━━━━━ DATASET EXTRACT ━━━━━

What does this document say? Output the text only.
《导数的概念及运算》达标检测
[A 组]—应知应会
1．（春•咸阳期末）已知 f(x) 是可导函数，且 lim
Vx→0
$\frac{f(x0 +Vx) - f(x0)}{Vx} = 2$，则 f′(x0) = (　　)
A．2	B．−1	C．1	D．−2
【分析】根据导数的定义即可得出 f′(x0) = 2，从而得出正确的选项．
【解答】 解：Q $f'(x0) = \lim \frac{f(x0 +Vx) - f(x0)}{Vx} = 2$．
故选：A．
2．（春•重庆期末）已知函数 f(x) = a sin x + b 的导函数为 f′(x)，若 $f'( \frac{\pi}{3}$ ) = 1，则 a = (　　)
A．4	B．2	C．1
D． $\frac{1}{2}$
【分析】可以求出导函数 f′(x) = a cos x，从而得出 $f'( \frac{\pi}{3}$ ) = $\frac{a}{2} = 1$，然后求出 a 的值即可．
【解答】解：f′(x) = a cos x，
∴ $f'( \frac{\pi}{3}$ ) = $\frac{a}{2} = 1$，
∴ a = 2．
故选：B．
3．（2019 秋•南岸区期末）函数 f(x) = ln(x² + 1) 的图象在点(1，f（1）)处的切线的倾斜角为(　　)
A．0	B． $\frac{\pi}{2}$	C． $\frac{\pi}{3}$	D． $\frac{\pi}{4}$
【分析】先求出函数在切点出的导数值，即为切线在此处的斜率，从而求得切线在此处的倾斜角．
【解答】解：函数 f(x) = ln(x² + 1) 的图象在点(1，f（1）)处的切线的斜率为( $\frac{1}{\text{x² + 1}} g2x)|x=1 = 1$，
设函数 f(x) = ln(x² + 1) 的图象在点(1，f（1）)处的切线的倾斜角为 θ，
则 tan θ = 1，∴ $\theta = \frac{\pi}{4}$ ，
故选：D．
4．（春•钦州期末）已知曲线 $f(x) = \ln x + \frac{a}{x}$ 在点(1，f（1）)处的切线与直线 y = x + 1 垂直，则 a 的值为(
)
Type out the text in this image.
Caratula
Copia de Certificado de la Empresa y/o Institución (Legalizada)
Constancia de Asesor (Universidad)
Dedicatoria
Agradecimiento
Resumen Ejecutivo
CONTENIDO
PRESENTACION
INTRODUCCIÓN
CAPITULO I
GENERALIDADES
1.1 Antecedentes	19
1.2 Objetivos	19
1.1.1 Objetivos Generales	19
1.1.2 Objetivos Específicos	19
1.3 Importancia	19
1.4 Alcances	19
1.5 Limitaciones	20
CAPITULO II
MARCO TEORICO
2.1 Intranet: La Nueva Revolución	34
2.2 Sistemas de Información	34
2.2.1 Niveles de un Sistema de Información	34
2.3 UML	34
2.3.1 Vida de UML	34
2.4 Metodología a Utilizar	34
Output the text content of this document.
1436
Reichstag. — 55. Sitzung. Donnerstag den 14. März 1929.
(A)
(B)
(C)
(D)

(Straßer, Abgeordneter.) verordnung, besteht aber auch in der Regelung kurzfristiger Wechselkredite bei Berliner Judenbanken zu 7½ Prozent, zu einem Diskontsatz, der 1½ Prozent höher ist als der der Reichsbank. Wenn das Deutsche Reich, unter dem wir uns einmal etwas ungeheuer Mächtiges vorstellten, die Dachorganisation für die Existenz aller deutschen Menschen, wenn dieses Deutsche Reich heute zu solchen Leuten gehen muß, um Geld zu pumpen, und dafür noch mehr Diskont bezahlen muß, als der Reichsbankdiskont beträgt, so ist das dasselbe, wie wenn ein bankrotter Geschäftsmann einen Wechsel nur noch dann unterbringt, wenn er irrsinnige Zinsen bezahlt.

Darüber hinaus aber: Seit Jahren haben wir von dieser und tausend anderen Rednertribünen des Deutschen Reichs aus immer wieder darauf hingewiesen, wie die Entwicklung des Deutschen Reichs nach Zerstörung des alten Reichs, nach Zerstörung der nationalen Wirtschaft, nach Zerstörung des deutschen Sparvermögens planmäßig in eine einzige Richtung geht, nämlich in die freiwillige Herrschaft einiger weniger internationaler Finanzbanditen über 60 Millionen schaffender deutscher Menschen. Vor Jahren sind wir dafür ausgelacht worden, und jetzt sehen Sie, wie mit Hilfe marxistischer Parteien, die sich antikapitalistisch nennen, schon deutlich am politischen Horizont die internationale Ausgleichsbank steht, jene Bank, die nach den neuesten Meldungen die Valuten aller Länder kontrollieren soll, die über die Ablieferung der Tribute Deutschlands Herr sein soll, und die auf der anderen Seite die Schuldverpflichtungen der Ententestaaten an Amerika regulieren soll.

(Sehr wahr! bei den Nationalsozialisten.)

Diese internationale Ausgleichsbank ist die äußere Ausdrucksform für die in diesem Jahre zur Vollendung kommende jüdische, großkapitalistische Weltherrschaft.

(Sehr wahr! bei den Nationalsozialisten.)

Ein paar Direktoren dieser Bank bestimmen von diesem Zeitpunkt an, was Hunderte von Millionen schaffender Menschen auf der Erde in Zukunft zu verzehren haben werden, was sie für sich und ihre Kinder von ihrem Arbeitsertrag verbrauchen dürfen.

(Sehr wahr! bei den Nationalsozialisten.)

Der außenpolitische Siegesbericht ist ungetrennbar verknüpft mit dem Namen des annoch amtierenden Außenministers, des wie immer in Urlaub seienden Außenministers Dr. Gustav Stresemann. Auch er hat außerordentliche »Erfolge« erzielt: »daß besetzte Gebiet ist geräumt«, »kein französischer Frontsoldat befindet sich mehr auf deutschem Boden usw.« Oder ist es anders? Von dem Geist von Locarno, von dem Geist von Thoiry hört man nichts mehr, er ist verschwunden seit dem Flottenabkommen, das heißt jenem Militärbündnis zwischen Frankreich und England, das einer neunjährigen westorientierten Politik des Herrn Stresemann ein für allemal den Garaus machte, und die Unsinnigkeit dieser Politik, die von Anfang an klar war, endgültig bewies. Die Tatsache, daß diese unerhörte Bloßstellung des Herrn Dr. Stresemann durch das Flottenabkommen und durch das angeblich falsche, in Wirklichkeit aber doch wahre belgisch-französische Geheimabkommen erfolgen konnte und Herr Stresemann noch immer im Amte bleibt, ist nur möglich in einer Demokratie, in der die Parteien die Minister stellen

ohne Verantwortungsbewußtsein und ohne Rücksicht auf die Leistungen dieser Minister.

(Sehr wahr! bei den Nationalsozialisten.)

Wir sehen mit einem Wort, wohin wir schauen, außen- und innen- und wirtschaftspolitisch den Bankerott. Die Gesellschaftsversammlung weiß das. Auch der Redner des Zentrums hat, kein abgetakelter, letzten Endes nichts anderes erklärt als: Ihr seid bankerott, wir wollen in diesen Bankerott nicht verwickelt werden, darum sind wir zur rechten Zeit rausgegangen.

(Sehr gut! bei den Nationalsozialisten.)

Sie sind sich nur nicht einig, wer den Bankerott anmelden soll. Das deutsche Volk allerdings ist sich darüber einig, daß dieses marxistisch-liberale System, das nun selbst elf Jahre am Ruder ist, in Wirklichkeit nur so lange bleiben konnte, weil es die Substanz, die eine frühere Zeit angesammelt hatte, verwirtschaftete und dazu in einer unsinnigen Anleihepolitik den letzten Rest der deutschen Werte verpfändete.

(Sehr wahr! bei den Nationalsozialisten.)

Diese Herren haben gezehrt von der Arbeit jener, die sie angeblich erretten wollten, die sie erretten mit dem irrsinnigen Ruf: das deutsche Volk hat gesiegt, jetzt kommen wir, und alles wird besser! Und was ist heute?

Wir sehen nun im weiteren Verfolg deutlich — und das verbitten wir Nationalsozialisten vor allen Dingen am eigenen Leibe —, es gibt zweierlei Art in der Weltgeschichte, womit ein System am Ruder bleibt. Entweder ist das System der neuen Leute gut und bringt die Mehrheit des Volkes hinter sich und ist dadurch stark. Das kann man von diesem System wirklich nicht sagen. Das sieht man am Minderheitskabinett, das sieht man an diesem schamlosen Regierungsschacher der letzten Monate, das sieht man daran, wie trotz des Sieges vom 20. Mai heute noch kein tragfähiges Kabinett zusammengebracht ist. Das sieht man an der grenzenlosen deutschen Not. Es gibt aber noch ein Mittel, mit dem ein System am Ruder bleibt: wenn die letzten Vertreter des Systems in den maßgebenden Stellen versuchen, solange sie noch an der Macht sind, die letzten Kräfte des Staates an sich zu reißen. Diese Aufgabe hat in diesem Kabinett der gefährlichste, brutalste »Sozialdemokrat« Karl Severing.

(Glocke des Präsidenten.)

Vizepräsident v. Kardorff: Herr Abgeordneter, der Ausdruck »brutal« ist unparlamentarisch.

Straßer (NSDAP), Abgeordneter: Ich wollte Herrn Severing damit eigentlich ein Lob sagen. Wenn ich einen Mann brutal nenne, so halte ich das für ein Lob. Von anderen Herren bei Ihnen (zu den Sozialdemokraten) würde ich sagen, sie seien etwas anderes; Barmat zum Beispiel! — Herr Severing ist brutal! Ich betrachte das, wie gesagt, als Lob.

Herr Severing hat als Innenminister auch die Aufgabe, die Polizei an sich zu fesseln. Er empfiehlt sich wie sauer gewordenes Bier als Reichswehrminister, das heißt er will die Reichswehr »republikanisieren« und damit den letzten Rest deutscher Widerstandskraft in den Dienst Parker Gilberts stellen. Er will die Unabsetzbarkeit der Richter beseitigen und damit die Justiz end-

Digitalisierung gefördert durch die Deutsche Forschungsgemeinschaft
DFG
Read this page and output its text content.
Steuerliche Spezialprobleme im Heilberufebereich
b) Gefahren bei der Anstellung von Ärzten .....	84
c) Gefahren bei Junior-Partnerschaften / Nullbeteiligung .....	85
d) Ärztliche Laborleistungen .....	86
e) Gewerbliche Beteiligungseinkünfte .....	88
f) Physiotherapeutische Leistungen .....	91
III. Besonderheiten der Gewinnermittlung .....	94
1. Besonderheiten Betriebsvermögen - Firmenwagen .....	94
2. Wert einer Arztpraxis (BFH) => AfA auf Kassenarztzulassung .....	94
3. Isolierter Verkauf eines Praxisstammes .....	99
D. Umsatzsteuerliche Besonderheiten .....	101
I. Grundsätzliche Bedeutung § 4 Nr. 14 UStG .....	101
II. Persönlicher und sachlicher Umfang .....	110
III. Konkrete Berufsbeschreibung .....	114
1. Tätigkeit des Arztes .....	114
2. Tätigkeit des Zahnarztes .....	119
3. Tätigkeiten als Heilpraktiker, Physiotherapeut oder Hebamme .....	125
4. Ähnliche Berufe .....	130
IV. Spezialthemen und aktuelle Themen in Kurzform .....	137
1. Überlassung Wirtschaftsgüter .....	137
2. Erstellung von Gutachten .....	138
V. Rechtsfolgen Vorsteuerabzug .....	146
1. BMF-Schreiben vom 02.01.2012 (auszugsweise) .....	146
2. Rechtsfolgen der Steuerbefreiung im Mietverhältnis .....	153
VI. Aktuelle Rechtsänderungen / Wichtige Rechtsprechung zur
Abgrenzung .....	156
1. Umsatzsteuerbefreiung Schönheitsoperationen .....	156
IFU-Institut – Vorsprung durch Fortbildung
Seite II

━━━━━

WHAT YOU ARE ASKED TO DO :: Find each line holding "处的切线的倾斜角为". Copy it out.

SOLUTION ::
3．（2019 秋•南岸区期末）函数 f(x) = ln(x² + 1) 的图象在点(1，f（1）)处的切线的倾斜角为(　　)
设函数 f(x) = ln(x² + 1) 的图象在点(1，f（1）)处的切线的倾斜角为 θ，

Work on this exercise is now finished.